**** RECORDS SUPPLIED

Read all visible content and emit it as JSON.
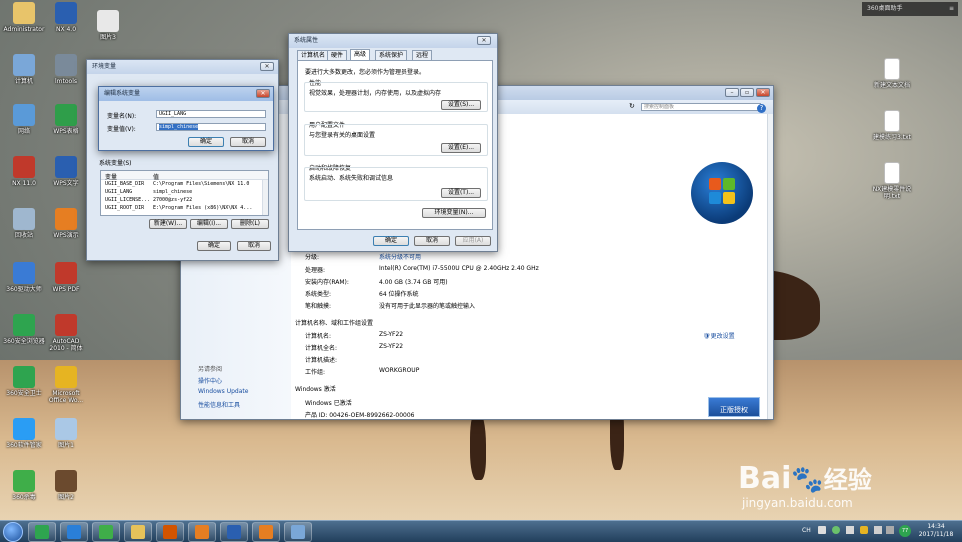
{
  "desktop": {
    "icons": [
      {
        "label": "Administrator",
        "color": "#e8c46a"
      },
      {
        "label": "NX 4.0",
        "color": "#2a5fb0"
      },
      {
        "label": "图片3",
        "color": "#e8e8e8"
      },
      {
        "label": "计算机",
        "color": "#7aa7d8"
      },
      {
        "label": "lmtools",
        "color": "#7a8a9a"
      },
      {
        "label": "网络",
        "color": "#5a9ad8"
      },
      {
        "label": "WPS表格",
        "color": "#2f9e4a"
      },
      {
        "label": "NX 11.0",
        "color": "#c0392b"
      },
      {
        "label": "WPS文字",
        "color": "#2a5fb0"
      },
      {
        "label": "回收站",
        "color": "#9fb7cf"
      },
      {
        "label": "WPS演示",
        "color": "#e67e22"
      },
      {
        "label": "360驱动大师",
        "color": "#3a7bd5"
      },
      {
        "label": "WPS PDF",
        "color": "#c0392b"
      },
      {
        "label": "360安全浏览器",
        "color": "#2ea44f"
      },
      {
        "label": "AutoCAD 2010 - 简体",
        "color": "#c0392b"
      },
      {
        "label": "360安全卫士",
        "color": "#2ea44f"
      },
      {
        "label": "Microsoft Office Wo...",
        "color": "#e6b422"
      },
      {
        "label": "360软件管家",
        "color": "#2a9df4"
      },
      {
        "label": "图片1",
        "color": "#aac8e6"
      },
      {
        "label": "360杀毒",
        "color": "#3fae49"
      },
      {
        "label": "图片2",
        "color": "#6b4a2e"
      }
    ],
    "right_icons": [
      {
        "label": "新建文本文档"
      },
      {
        "label": "建模练习3.txt"
      },
      {
        "label": "NX建模零件说明.txt"
      }
    ],
    "assistant_label": "360桌面助手"
  },
  "env_dialog": {
    "title": "环境变量",
    "system_vars_title": "系统变量(S)",
    "col_var": "变量",
    "col_val": "值",
    "rows": [
      {
        "name": "UGII_BASE_DIR",
        "value": "C:\\Program Files\\Siemens\\NX 11.0"
      },
      {
        "name": "UGII_LANG",
        "value": "simpl_chinese"
      },
      {
        "name": "UGII_LICENSE...",
        "value": "27000@zs-yf22"
      },
      {
        "name": "UGII_ROOT_DIR",
        "value": "E:\\Program Files (x86)\\NX\\NX 4..."
      }
    ],
    "btn_new": "新建(W)...",
    "btn_edit": "编辑(I)...",
    "btn_delete": "删除(L)",
    "btn_ok": "确定",
    "btn_cancel": "取消"
  },
  "edit_dialog": {
    "title": "编辑系统变量",
    "name_label": "变量名(N):",
    "name_value": "UGII_LANG",
    "value_label": "变量值(V):",
    "value_value": "simpl_chinese",
    "btn_ok": "确定",
    "btn_cancel": "取消"
  },
  "sysprops": {
    "title": "系统属性",
    "tabs": [
      "计算机名",
      "硬件",
      "高级",
      "系统保护",
      "远程"
    ],
    "admin_note": "要进行大多数更改，您必须作为管理员登录。",
    "perf_title": "性能",
    "perf_desc": "视觉效果，处理器计划，内存使用，以及虚拟内存",
    "perf_btn": "设置(S)...",
    "profile_title": "用户配置文件",
    "profile_desc": "与您登录有关的桌面设置",
    "profile_btn": "设置(E)...",
    "startup_title": "启动和故障恢复",
    "startup_desc": "系统启动、系统失败和调试信息",
    "startup_btn": "设置(T)...",
    "env_btn": "环境变量(N)...",
    "btn_ok": "确定",
    "btn_cancel": "取消",
    "btn_apply": "应用(A)"
  },
  "system_window": {
    "search_placeholder": "搜索控制面板",
    "rating_label": "分级:",
    "rating_value": "系统分级不可用",
    "cpu_label": "处理器:",
    "cpu_value": "Intel(R) Core(TM) i7-5500U CPU @ 2.40GHz   2.40 GHz",
    "ram_label": "安装内存(RAM):",
    "ram_value": "4.00 GB (3.74 GB 可用)",
    "type_label": "系统类型:",
    "type_value": "64 位操作系统",
    "pen_label": "笔和触摸:",
    "pen_value": "没有可用于此显示器的笔或触控输入",
    "section_name": "计算机名称、域和工作组设置",
    "pcname_label": "计算机名:",
    "pcname_value": "ZS-YF22",
    "fullname_label": "计算机全名:",
    "fullname_value": "ZS-YF22",
    "desc_label": "计算机描述:",
    "desc_value": "",
    "workgroup_label": "工作组:",
    "workgroup_value": "WORKGROUP",
    "change_settings": "更改设置",
    "section_activation": "Windows 激活",
    "activated": "Windows 已激活",
    "product_id": "产品 ID: 00426-OEM-8992662-00006",
    "genuine_badge": "正版授权",
    "see_also": "另请参阅",
    "link1": "操作中心",
    "link2": "Windows Update",
    "link3": "性能信息和工具"
  },
  "taskbar": {
    "time": "14:34",
    "date": "2017/11/18",
    "lang": "CH",
    "badge": "77"
  },
  "watermark": {
    "brand": "Bai",
    "brand2": "经验",
    "url": "jingyan.baidu.com"
  }
}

********

- **WHAT TO WORK ON**
Without the pictures, return the entries exactly as they appear.

- **ANSWER**
Read all visible content and emit it as JSON.
{
  "desktop": {
    "icons": [
      {
        "label": "Administrator",
        "color": "#e8c46a"
      },
      {
        "label": "NX 4.0",
        "color": "#2a5fb0"
      },
      {
        "label": "图片3",
        "color": "#e8e8e8"
      },
      {
        "label": "计算机",
        "color": "#7aa7d8"
      },
      {
        "label": "lmtools",
        "color": "#7a8a9a"
      },
      {
        "label": "网络",
        "color": "#5a9ad8"
      },
      {
        "label": "WPS表格",
        "color": "#2f9e4a"
      },
      {
        "label": "NX 11.0",
        "color": "#c0392b"
      },
      {
        "label": "WPS文字",
        "color": "#2a5fb0"
      },
      {
        "label": "回收站",
        "color": "#9fb7cf"
      },
      {
        "label": "WPS演示",
        "color": "#e67e22"
      },
      {
        "label": "360驱动大师",
        "color": "#3a7bd5"
      },
      {
        "label": "WPS PDF",
        "color": "#c0392b"
      },
      {
        "label": "360安全浏览器",
        "color": "#2ea44f"
      },
      {
        "label": "AutoCAD 2010 - 简体",
        "color": "#c0392b"
      },
      {
        "label": "360安全卫士",
        "color": "#2ea44f"
      },
      {
        "label": "Microsoft Office Wo...",
        "color": "#e6b422"
      },
      {
        "label": "360软件管家",
        "color": "#2a9df4"
      },
      {
        "label": "图片1",
        "color": "#aac8e6"
      },
      {
        "label": "360杀毒",
        "color": "#3fae49"
      },
      {
        "label": "图片2",
        "color": "#6b4a2e"
      }
    ],
    "right_icons": [
      {
        "label": "新建文本文档"
      },
      {
        "label": "建模练习3.txt"
      },
      {
        "label": "NX建模零件说明.txt"
      }
    ],
    "assistant_label": "360桌面助手"
  },
  "env_dialog": {
    "title": "环境变量",
    "system_vars_title": "系统变量(S)",
    "col_var": "变量",
    "col_val": "值",
    "rows": [
      {
        "name": "UGII_BASE_DIR",
        "value": "C:\\Program Files\\Siemens\\NX 11.0"
      },
      {
        "name": "UGII_LANG",
        "value": "simpl_chinese"
      },
      {
        "name": "UGII_LICENSE...",
        "value": "27000@zs-yf22"
      },
      {
        "name": "UGII_ROOT_DIR",
        "value": "E:\\Program Files (x86)\\NX\\NX 4..."
      }
    ],
    "btn_new": "新建(W)...",
    "btn_edit": "编辑(I)...",
    "btn_delete": "删除(L)",
    "btn_ok": "确定",
    "btn_cancel": "取消"
  },
  "edit_dialog": {
    "title": "编辑系统变量",
    "name_label": "变量名(N):",
    "name_value": "UGII_LANG",
    "value_label": "变量值(V):",
    "value_value": "simpl_chinese",
    "btn_ok": "确定",
    "btn_cancel": "取消"
  },
  "sysprops": {
    "title": "系统属性",
    "tabs": [
      "计算机名",
      "硬件",
      "高级",
      "系统保护",
      "远程"
    ],
    "admin_note": "要进行大多数更改，您必须作为管理员登录。",
    "perf_title": "性能",
    "perf_desc": "视觉效果，处理器计划，内存使用，以及虚拟内存",
    "perf_btn": "设置(S)...",
    "profile_title": "用户配置文件",
    "profile_desc": "与您登录有关的桌面设置",
    "profile_btn": "设置(E)...",
    "startup_title": "启动和故障恢复",
    "startup_desc": "系统启动、系统失败和调试信息",
    "startup_btn": "设置(T)...",
    "env_btn": "环境变量(N)...",
    "btn_ok": "确定",
    "btn_cancel": "取消",
    "btn_apply": "应用(A)"
  },
  "system_window": {
    "search_placeholder": "搜索控制面板",
    "rating_label": "分级:",
    "rating_value": "系统分级不可用",
    "cpu_label": "处理器:",
    "cpu_value": "Intel(R) Core(TM) i7-5500U CPU @ 2.40GHz   2.40 GHz",
    "ram_label": "安装内存(RAM):",
    "ram_value": "4.00 GB (3.74 GB 可用)",
    "type_label": "系统类型:",
    "type_value": "64 位操作系统",
    "pen_label": "笔和触摸:",
    "pen_value": "没有可用于此显示器的笔或触控输入",
    "section_name": "计算机名称、域和工作组设置",
    "pcname_label": "计算机名:",
    "pcname_value": "ZS-YF22",
    "fullname_label": "计算机全名:",
    "fullname_value": "ZS-YF22",
    "desc_label": "计算机描述:",
    "desc_value": "",
    "workgroup_label": "工作组:",
    "workgroup_value": "WORKGROUP",
    "change_settings": "更改设置",
    "section_activation": "Windows 激活",
    "activated": "Windows 已激活",
    "product_id": "产品 ID: 00426-OEM-8992662-00006",
    "genuine_badge": "正版授权",
    "see_also": "另请参阅",
    "link1": "操作中心",
    "link2": "Windows Update",
    "link3": "性能信息和工具"
  },
  "taskbar": {
    "time": "14:34",
    "date": "2017/11/18",
    "lang": "CH",
    "badge": "77"
  },
  "watermark": {
    "brand": "Bai",
    "brand2": "经验",
    "url": "jingyan.baidu.com"
  }
}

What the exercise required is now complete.